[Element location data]
_ _ _ _ _ _ _
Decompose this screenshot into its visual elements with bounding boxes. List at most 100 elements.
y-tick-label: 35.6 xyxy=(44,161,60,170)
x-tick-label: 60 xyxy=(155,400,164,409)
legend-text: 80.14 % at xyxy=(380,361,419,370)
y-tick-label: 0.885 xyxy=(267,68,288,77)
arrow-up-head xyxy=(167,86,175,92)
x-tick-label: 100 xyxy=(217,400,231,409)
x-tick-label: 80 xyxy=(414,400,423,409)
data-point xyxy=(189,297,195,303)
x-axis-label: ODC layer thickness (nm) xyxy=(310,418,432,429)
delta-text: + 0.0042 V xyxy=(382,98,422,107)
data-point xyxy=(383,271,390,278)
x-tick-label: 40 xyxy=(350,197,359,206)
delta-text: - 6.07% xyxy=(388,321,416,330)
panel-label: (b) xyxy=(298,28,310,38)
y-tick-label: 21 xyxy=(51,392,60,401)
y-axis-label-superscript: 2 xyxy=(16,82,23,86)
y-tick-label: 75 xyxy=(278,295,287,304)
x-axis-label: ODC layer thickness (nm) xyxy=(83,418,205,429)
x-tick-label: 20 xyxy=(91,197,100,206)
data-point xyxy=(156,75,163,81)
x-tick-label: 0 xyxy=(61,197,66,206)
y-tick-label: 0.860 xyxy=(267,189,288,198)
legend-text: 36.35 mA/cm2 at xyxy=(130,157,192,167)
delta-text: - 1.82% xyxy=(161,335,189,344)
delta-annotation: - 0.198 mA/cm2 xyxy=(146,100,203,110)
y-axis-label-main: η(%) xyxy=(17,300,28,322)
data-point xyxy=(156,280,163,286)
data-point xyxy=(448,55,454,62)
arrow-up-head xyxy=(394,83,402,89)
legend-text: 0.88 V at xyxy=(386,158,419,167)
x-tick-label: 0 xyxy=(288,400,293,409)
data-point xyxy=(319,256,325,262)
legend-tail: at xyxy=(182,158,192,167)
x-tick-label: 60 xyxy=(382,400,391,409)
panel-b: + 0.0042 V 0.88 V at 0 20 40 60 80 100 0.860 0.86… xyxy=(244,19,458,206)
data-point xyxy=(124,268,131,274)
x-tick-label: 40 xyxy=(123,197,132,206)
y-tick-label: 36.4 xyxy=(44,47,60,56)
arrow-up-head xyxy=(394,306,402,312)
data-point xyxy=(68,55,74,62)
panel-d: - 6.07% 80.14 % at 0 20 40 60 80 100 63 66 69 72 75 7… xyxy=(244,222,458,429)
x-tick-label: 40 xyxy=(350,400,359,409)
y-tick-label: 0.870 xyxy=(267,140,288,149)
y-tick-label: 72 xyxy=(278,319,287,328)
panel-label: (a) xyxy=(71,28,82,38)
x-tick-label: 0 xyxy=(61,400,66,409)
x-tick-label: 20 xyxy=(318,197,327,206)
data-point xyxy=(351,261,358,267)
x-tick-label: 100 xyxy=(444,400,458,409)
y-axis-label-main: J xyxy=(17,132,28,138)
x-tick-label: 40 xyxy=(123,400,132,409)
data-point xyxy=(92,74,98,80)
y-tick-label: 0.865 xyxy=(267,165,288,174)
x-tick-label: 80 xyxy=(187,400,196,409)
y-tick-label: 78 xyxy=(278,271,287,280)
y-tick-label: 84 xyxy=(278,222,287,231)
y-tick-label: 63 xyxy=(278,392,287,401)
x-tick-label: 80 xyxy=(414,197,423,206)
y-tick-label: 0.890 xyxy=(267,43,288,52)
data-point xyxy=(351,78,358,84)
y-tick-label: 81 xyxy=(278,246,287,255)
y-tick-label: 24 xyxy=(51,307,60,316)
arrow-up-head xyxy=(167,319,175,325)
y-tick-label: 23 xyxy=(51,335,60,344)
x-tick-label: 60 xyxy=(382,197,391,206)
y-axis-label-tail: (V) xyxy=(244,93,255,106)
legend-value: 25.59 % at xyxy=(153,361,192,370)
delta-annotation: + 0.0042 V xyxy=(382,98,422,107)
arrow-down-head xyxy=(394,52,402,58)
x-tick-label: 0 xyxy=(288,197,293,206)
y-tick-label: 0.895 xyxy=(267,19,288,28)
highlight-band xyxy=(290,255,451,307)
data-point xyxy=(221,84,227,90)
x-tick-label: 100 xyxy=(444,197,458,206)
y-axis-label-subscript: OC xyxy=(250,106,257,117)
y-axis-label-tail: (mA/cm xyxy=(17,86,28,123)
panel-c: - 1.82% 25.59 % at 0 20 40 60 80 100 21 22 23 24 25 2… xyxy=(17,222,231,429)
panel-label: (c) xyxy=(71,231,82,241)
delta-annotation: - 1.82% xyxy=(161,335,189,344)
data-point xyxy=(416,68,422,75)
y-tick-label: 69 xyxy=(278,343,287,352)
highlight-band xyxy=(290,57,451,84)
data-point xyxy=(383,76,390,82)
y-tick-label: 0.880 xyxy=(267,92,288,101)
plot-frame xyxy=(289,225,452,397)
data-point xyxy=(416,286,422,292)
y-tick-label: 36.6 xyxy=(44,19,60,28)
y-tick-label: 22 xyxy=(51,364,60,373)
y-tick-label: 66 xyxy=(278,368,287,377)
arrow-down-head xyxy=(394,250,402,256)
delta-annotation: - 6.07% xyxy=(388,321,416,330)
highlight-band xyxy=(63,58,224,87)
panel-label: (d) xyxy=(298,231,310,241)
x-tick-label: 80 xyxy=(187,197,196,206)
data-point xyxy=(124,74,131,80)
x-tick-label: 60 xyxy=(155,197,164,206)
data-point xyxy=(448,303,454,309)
_ _ _ _ _ _ _
_Task description:_
Retype the items from the very first line through the line containing "x-tick-label: 60 xyxy=(382,400,391,409)", including both of those lines.

_Response:_
Decompose this screenshot into its visual elements with bounding boxes. List at most 100 elements.
y-tick-label: 35.6 xyxy=(44,161,60,170)
x-tick-label: 60 xyxy=(155,400,164,409)
legend-text: 80.14 % at xyxy=(380,361,419,370)
y-tick-label: 0.885 xyxy=(267,68,288,77)
arrow-up-head xyxy=(167,86,175,92)
x-tick-label: 100 xyxy=(217,400,231,409)
x-tick-label: 80 xyxy=(414,400,423,409)
data-point xyxy=(189,297,195,303)
x-axis-label: ODC layer thickness (nm) xyxy=(310,418,432,429)
delta-text: + 0.0042 V xyxy=(382,98,422,107)
data-point xyxy=(383,271,390,278)
x-tick-label: 40 xyxy=(350,197,359,206)
delta-text: - 6.07% xyxy=(388,321,416,330)
panel-label: (b) xyxy=(298,28,310,38)
y-tick-label: 21 xyxy=(51,392,60,401)
y-axis-label-superscript: 2 xyxy=(16,82,23,86)
y-tick-label: 75 xyxy=(278,295,287,304)
x-axis-label: ODC layer thickness (nm) xyxy=(83,418,205,429)
x-tick-label: 20 xyxy=(91,197,100,206)
data-point xyxy=(156,75,163,81)
x-tick-label: 0 xyxy=(61,197,66,206)
y-tick-label: 0.860 xyxy=(267,189,288,198)
legend-text: 36.35 mA/cm2 at xyxy=(130,157,192,167)
delta-text: - 1.82% xyxy=(161,335,189,344)
delta-annotation: - 0.198 mA/cm2 xyxy=(146,100,203,110)
y-axis-label-main: η(%) xyxy=(17,300,28,322)
data-point xyxy=(156,280,163,286)
data-point xyxy=(448,55,454,62)
arrow-up-head xyxy=(394,83,402,89)
legend-text: 0.88 V at xyxy=(386,158,419,167)
x-tick-label: 0 xyxy=(288,400,293,409)
data-point xyxy=(319,256,325,262)
legend-tail: at xyxy=(182,158,192,167)
x-tick-label: 60 xyxy=(382,400,391,409)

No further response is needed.